INSTRUCTIONS TO FOLLOW: Reproduce all records exactly.
━━━━━━━━
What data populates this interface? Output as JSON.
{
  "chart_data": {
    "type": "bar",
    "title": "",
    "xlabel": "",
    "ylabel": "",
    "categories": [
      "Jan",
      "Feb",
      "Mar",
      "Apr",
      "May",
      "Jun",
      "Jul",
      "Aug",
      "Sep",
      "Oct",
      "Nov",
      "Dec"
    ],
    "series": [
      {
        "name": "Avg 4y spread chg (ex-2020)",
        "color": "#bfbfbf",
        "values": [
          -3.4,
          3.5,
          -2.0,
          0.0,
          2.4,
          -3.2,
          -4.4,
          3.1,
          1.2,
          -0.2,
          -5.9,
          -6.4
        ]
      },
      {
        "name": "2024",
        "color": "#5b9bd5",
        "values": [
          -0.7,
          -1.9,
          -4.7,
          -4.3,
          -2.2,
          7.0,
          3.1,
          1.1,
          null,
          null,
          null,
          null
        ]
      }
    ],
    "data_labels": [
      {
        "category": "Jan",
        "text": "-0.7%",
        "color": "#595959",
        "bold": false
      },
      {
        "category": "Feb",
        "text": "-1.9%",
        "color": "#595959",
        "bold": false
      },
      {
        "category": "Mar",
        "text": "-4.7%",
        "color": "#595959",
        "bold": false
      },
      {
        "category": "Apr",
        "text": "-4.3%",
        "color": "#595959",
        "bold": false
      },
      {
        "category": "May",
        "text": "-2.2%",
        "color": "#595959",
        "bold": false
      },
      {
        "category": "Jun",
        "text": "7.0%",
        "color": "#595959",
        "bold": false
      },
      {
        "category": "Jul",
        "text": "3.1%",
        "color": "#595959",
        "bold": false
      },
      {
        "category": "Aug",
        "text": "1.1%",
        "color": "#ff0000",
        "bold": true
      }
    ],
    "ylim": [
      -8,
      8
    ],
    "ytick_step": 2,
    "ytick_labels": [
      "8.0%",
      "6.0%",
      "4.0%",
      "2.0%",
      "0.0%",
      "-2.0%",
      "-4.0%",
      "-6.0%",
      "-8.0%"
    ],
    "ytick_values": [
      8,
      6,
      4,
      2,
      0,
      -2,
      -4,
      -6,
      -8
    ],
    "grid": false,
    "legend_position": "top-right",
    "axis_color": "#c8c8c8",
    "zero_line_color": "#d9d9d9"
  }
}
━━━━━━━━
EXERCISE ANSWER:
What data populates this interface? Output as JSON.
{
  "chart_data": {
    "type": "bar",
    "title": "",
    "xlabel": "",
    "ylabel": "",
    "categories": [
      "Jan",
      "Feb",
      "Mar",
      "Apr",
      "May",
      "Jun",
      "Jul",
      "Aug",
      "Sep",
      "Oct",
      "Nov",
      "Dec"
    ],
    "series": [
      {
        "name": "Avg 4y spread chg (ex-2020)",
        "color": "#bfbfbf",
        "values": [
          -3.4,
          3.5,
          -2.0,
          0.0,
          2.4,
          -3.2,
          -4.4,
          3.1,
          1.2,
          -0.2,
          -5.9,
          -6.4
        ]
      },
      {
        "name": "2024",
        "color": "#5b9bd5",
        "values": [
          -0.7,
          -1.9,
          -4.7,
          -4.3,
          -2.2,
          7.0,
          3.1,
          1.1,
          null,
          null,
          null,
          null
        ]
      }
    ],
    "data_labels": [
      {
        "category": "Jan",
        "text": "-0.7%",
        "color": "#595959",
        "bold": false
      },
      {
        "category": "Feb",
        "text": "-1.9%",
        "color": "#595959",
        "bold": false
      },
      {
        "category": "Mar",
        "text": "-4.7%",
        "color": "#595959",
        "bold": false
      },
      {
        "category": "Apr",
        "text": "-4.3%",
        "color": "#595959",
        "bold": false
      },
      {
        "category": "May",
        "text": "-2.2%",
        "color": "#595959",
        "bold": false
      },
      {
        "category": "Jun",
        "text": "7.0%",
        "color": "#595959",
        "bold": false
      },
      {
        "category": "Jul",
        "text": "3.1%",
        "color": "#595959",
        "bold": false
      },
      {
        "category": "Aug",
        "text": "1.1%",
        "color": "#ff0000",
        "bold": true
      }
    ],
    "ylim": [
      -8,
      8
    ],
    "ytick_step": 2,
    "ytick_labels": [
      "8.0%",
      "6.0%",
      "4.0%",
      "2.0%",
      "0.0%",
      "-2.0%",
      "-4.0%",
      "-6.0%",
      "-8.0%"
    ],
    "ytick_values": [
      8,
      6,
      4,
      2,
      0,
      -2,
      -4,
      -6,
      -8
    ],
    "grid": false,
    "legend_position": "top-right",
    "axis_color": "#c8c8c8",
    "zero_line_color": "#d9d9d9"
  }
}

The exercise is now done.